DIRECTIONS FOR THIS TASK: Identify all lines in the listing that include the word "JSON", and copy them out.
━━━ EXTRACTED ENTRIES
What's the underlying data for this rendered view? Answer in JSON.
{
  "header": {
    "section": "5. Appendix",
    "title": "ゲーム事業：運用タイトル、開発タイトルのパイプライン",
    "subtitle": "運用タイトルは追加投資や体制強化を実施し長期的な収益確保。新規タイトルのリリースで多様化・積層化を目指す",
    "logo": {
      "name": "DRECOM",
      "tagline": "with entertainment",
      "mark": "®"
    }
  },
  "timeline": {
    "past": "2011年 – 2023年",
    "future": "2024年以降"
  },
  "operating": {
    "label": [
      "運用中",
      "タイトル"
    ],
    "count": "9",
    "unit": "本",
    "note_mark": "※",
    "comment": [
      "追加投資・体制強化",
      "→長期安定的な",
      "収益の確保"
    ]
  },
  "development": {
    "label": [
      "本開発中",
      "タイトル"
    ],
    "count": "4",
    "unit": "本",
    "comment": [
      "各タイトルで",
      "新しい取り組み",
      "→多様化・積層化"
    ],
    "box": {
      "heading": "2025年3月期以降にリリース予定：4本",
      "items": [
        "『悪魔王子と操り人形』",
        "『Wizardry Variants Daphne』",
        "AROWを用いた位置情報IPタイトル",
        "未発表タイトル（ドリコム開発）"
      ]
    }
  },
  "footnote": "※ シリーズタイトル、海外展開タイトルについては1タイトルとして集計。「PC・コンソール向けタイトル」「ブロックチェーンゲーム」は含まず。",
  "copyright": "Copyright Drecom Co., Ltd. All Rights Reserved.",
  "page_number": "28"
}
━━━━━━
━━━ EXTRACTED ENTRIES
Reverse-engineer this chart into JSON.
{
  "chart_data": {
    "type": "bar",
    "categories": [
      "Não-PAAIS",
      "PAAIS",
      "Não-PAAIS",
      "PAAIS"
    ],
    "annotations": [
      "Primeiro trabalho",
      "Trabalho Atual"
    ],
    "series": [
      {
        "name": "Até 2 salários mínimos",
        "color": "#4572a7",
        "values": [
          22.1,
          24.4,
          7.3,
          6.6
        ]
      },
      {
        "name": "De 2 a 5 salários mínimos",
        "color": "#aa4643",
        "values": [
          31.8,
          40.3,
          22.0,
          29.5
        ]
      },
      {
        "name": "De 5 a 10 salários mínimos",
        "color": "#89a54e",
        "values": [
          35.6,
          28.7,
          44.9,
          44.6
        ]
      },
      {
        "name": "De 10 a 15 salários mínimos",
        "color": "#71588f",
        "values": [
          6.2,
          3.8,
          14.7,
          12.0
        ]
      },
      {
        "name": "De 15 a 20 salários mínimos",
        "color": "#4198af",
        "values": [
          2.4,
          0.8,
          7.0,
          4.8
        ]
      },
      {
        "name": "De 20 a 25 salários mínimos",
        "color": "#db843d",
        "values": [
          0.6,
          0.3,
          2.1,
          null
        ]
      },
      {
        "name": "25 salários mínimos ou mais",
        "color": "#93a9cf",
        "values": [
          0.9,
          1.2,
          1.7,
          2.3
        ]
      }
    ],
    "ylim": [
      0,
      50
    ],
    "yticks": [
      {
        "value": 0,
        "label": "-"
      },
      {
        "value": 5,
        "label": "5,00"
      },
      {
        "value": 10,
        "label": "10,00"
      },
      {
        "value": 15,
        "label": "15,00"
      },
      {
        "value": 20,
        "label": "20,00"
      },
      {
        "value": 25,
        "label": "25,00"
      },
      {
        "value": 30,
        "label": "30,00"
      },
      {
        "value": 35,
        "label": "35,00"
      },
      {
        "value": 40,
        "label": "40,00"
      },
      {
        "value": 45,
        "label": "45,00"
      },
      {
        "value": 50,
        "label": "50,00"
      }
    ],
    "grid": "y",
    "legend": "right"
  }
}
━━━━━━
TASK RESULT:
What's the underlying data for this rendered view? Answer in JSON.
Reverse-engineer this chart into JSON.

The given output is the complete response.